== Data for this exercise ==
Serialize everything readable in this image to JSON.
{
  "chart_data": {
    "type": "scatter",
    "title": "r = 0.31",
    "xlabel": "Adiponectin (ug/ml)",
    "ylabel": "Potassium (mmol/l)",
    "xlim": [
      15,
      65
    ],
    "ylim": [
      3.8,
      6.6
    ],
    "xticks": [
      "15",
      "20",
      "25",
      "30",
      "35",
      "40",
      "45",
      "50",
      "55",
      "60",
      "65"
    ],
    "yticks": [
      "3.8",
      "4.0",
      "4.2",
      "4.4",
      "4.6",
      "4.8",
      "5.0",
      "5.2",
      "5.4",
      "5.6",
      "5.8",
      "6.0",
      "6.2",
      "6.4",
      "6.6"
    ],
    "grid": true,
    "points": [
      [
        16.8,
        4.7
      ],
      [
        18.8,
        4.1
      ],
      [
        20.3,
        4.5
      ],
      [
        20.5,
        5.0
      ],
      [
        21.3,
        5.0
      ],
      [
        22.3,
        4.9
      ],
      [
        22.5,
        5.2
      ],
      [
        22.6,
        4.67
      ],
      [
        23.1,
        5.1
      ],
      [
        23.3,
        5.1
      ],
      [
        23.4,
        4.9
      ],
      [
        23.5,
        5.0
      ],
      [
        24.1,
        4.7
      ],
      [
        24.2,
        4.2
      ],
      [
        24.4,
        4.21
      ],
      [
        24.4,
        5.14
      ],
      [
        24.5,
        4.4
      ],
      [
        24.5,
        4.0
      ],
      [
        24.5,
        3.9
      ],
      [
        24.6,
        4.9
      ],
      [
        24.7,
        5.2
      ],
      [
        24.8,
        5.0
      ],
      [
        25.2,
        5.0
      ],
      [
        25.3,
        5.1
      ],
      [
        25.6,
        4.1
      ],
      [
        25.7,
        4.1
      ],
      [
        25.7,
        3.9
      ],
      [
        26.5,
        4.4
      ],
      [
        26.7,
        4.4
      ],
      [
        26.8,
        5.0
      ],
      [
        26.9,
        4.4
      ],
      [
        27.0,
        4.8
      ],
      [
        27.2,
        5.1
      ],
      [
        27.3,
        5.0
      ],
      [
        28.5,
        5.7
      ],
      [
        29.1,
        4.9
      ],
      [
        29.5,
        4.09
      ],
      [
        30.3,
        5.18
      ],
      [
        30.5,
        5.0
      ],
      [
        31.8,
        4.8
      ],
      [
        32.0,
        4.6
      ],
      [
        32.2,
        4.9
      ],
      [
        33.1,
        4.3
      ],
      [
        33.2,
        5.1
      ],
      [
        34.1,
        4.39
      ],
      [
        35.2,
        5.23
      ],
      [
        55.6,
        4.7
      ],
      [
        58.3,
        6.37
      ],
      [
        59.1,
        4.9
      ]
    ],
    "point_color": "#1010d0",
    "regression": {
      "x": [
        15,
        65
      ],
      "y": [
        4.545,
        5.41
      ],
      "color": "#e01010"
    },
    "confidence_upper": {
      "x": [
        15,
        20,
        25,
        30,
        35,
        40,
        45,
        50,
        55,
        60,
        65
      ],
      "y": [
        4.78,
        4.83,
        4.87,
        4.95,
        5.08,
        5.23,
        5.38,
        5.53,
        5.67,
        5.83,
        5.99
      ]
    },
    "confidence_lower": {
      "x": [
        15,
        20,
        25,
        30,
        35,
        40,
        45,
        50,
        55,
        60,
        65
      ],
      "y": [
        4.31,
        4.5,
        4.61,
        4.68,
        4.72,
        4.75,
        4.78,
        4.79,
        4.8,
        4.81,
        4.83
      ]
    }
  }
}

== Task brief ==
Set down the material above again, word for word.

== Answer ==
Serialize everything readable in this image to JSON.
{
  "chart_data": {
    "type": "scatter",
    "title": "r = 0.31",
    "xlabel": "Adiponectin (ug/ml)",
    "ylabel": "Potassium (mmol/l)",
    "xlim": [
      15,
      65
    ],
    "ylim": [
      3.8,
      6.6
    ],
    "xticks": [
      "15",
      "20",
      "25",
      "30",
      "35",
      "40",
      "45",
      "50",
      "55",
      "60",
      "65"
    ],
    "yticks": [
      "3.8",
      "4.0",
      "4.2",
      "4.4",
      "4.6",
      "4.8",
      "5.0",
      "5.2",
      "5.4",
      "5.6",
      "5.8",
      "6.0",
      "6.2",
      "6.4",
      "6.6"
    ],
    "grid": true,
    "points": [
      [
        16.8,
        4.7
      ],
      [
        18.8,
        4.1
      ],
      [
        20.3,
        4.5
      ],
      [
        20.5,
        5.0
      ],
      [
        21.3,
        5.0
      ],
      [
        22.3,
        4.9
      ],
      [
        22.5,
        5.2
      ],
      [
        22.6,
        4.67
      ],
      [
        23.1,
        5.1
      ],
      [
        23.3,
        5.1
      ],
      [
        23.4,
        4.9
      ],
      [
        23.5,
        5.0
      ],
      [
        24.1,
        4.7
      ],
      [
        24.2,
        4.2
      ],
      [
        24.4,
        4.21
      ],
      [
        24.4,
        5.14
      ],
      [
        24.5,
        4.4
      ],
      [
        24.5,
        4.0
      ],
      [
        24.5,
        3.9
      ],
      [
        24.6,
        4.9
      ],
      [
        24.7,
        5.2
      ],
      [
        24.8,
        5.0
      ],
      [
        25.2,
        5.0
      ],
      [
        25.3,
        5.1
      ],
      [
        25.6,
        4.1
      ],
      [
        25.7,
        4.1
      ],
      [
        25.7,
        3.9
      ],
      [
        26.5,
        4.4
      ],
      [
        26.7,
        4.4
      ],
      [
        26.8,
        5.0
      ],
      [
        26.9,
        4.4
      ],
      [
        27.0,
        4.8
      ],
      [
        27.2,
        5.1
      ],
      [
        27.3,
        5.0
      ],
      [
        28.5,
        5.7
      ],
      [
        29.1,
        4.9
      ],
      [
        29.5,
        4.09
      ],
      [
        30.3,
        5.18
      ],
      [
        30.5,
        5.0
      ],
      [
        31.8,
        4.8
      ],
      [
        32.0,
        4.6
      ],
      [
        32.2,
        4.9
      ],
      [
        33.1,
        4.3
      ],
      [
        33.2,
        5.1
      ],
      [
        34.1,
        4.39
      ],
      [
        35.2,
        5.23
      ],
      [
        55.6,
        4.7
      ],
      [
        58.3,
        6.37
      ],
      [
        59.1,
        4.9
      ]
    ],
    "point_color": "#1010d0",
    "regression": {
      "x": [
        15,
        65
      ],
      "y": [
        4.545,
        5.41
      ],
      "color": "#e01010"
    },
    "confidence_upper": {
      "x": [
        15,
        20,
        25,
        30,
        35,
        40,
        45,
        50,
        55,
        60,
        65
      ],
      "y": [
        4.78,
        4.83,
        4.87,
        4.95,
        5.08,
        5.23,
        5.38,
        5.53,
        5.67,
        5.83,
        5.99
      ]
    },
    "confidence_lower": {
      "x": [
        15,
        20,
        25,
        30,
        35,
        40,
        45,
        50,
        55,
        60,
        65
      ],
      "y": [
        4.31,
        4.5,
        4.61,
        4.68,
        4.72,
        4.75,
        4.78,
        4.79,
        4.8,
        4.81,
        4.83
      ]
    }
  }
}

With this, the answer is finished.